• Texto dado

DESCANSAI, Ó GENTES
Nos já recuados tempos da II República, conheci um alto funcionário público que, quando alguém lhe pedia um favor, respondia: “fique descansado...”. Quando o outro virava costas, o nosso homem continuava “...que eu também fico”.
Mutatis mutandis, é mais ou menos o que se vai passando na III República, ainda que corrigido, aumentado e desgraçado. O ministro Costa, há para aí dez anos, fundou a “protecção civil”. Disse-nos que ficássemos descansados. Ficou descansado. O mesmo indivíduo, com a desculpa da “poupança”, tirou meios ao SIRESP. Ficou descansado. Este ano, veio a tragédia de Pedrógão. A criatura disse que era uma chatice, mas que ia fazer mundos e fundos. Ficou descansado, e não fez nada. Responsabilidades, zero. Ficou descansado. De tal maneira que informou as hostes de que estava à espera de um relatório. À espera, ficou descansado. A sua amiga Constança recebeu mais uns relatórios. Ficou descansadíssima, ao ponto de desactivar aviões, bombeiros e vigilantes, decretando, com o apoio do chefe, o fim da fase “Charly”. O chefe descansou com ela. Veio nova tragédia. Costa disse umas coisas com a alta frieza do poder, e até pediu que não o fizessem rir. Ficou descansado. Veio o senhor de Belém, e deu-lhe uma memorável descasca. O homem anunciou um conselho de ministros para tratar do assunto. Ficou descansado. Amanhã, no conselho de ministros, tomará sonoras medidas, a concretizar sine die, e ficará descansado outra vez. Se a oposição discordar de alguma vírgula, mandará passear a oposição e dirá que é tudo chicana, partidarite e manobras dilatórias. Se houver azar, a culpa será da oposição. Voltará ao descanso. Daqui a um ano haverá menos incêndios porque já há menos para arder. Dirá que foi obra sua. E ficará descansado. Daqui a dois anos – o tempo suficiente para ficar descansado, espera-se que definitivamente – estará tudo mais ou menos na mesma.

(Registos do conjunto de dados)
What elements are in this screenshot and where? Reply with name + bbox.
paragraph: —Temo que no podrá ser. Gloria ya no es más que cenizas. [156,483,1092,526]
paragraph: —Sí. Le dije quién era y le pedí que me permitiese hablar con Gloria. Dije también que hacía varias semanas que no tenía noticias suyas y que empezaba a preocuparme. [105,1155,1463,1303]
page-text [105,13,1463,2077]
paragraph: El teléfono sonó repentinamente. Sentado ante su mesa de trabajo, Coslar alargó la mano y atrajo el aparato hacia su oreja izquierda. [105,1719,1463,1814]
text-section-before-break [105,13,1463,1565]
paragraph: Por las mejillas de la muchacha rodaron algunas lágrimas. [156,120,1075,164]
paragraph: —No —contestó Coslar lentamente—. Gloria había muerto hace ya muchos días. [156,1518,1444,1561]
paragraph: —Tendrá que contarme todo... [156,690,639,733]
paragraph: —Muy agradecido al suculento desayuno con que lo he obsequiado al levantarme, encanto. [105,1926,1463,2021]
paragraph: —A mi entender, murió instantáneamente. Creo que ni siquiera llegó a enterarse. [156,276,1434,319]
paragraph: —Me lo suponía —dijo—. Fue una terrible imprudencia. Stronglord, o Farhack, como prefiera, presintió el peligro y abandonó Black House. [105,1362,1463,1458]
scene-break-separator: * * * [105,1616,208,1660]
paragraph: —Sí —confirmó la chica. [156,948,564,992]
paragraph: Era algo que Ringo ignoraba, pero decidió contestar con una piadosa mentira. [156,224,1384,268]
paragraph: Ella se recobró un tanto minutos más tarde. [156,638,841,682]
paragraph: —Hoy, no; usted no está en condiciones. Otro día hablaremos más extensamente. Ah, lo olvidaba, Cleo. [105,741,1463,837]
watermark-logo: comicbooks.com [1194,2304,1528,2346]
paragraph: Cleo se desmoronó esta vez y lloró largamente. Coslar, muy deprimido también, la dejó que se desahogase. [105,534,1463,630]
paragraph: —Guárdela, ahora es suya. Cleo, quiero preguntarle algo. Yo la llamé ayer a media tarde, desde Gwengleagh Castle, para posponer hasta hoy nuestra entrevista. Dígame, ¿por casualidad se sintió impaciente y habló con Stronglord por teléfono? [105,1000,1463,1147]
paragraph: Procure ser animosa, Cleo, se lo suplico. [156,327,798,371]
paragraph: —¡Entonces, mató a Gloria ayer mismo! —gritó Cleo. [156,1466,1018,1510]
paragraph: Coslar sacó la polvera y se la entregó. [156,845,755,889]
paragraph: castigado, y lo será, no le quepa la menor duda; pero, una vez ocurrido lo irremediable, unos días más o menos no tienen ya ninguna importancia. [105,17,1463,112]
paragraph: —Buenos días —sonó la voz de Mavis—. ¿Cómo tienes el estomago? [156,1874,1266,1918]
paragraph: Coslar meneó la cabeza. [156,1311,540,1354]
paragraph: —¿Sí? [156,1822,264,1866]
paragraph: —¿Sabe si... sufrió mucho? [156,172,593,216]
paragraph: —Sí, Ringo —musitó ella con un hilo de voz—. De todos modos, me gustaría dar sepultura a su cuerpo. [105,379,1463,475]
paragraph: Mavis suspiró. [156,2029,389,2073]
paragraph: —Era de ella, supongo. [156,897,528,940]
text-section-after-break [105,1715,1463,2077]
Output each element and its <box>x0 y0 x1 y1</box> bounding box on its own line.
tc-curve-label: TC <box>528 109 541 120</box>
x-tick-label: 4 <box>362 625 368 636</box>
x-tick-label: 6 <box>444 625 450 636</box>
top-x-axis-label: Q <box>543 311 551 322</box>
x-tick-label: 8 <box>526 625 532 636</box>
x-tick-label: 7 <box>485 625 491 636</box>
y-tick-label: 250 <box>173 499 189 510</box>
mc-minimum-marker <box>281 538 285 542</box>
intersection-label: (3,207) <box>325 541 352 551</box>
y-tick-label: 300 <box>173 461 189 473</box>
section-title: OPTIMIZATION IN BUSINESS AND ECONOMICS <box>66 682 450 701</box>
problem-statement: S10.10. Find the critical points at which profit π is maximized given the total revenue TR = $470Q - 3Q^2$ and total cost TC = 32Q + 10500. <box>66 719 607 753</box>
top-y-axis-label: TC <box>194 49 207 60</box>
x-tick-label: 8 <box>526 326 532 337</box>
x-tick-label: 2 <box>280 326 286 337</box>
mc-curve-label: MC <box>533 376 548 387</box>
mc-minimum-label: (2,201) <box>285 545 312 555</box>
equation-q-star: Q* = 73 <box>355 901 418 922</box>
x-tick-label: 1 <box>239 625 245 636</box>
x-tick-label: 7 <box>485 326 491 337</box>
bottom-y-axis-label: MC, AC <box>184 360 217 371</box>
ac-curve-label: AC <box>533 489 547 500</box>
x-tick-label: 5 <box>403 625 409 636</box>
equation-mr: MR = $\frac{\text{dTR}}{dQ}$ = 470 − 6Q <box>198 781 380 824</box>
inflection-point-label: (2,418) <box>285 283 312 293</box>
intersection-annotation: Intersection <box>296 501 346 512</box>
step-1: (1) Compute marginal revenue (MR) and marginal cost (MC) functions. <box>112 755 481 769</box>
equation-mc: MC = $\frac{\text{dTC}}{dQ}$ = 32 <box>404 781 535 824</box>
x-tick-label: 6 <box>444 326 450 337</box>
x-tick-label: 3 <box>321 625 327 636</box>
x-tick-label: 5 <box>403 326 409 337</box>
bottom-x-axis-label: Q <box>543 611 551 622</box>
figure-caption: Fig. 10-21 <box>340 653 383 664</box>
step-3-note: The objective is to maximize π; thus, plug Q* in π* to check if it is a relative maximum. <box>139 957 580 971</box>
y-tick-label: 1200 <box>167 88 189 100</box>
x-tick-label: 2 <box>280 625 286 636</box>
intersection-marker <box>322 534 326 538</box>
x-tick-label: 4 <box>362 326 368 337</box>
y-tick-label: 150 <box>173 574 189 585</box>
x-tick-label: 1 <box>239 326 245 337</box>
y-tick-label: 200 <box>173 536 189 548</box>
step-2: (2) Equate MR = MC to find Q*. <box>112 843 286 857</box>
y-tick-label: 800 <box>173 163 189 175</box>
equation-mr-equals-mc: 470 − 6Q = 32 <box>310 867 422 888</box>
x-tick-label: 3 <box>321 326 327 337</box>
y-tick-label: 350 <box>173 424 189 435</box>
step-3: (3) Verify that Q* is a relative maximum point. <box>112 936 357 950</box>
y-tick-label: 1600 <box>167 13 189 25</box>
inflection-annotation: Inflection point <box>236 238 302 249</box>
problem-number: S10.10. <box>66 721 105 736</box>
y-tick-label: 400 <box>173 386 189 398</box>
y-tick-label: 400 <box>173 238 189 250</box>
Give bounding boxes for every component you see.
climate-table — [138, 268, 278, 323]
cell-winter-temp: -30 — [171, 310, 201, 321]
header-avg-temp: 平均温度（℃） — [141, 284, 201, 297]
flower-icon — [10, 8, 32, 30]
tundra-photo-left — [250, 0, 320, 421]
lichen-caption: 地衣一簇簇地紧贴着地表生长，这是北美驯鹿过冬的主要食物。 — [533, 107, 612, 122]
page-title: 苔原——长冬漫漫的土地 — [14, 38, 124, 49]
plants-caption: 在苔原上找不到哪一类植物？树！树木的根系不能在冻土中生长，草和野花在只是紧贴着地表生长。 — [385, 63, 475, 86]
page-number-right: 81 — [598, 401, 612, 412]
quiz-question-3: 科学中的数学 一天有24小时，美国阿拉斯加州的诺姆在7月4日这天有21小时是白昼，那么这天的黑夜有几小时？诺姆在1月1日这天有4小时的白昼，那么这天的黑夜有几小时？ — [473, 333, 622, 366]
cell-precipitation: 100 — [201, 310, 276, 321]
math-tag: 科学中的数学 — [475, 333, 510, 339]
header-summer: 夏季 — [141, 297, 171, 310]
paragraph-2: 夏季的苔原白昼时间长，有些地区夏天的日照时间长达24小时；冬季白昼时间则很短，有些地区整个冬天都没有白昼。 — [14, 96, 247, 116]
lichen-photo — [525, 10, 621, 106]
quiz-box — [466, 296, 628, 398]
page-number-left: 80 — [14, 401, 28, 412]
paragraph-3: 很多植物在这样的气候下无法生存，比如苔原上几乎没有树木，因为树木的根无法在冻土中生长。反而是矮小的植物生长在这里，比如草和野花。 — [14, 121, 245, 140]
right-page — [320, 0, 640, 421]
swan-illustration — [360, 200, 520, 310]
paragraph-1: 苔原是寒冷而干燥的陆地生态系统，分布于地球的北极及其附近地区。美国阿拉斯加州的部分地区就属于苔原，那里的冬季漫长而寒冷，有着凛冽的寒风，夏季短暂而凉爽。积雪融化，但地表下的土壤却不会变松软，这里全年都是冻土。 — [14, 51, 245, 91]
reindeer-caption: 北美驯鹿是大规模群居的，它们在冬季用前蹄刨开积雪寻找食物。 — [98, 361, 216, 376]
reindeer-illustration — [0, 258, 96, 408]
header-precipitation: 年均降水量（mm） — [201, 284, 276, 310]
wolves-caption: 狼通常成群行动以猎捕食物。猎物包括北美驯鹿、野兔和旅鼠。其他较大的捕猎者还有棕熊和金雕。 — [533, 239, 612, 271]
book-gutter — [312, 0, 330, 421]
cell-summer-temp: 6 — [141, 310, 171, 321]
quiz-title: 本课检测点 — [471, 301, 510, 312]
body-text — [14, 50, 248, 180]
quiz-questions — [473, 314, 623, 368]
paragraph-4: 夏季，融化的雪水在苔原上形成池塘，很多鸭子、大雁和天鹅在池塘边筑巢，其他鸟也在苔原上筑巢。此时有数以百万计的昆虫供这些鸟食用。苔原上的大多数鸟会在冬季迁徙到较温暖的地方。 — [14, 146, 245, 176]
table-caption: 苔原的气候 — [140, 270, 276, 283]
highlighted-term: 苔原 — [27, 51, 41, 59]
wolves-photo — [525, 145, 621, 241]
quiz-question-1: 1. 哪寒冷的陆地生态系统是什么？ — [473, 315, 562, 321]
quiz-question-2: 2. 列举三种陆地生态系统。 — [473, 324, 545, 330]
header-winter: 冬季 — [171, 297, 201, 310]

• Exercício escrito
Passe para inglês esta frase do texto dado: “Daqui a um ano haverá menos incêndios porque já há menos para arder.”

• Resposta escrita
A year from now there will be fewer fires because there is already less left to burn.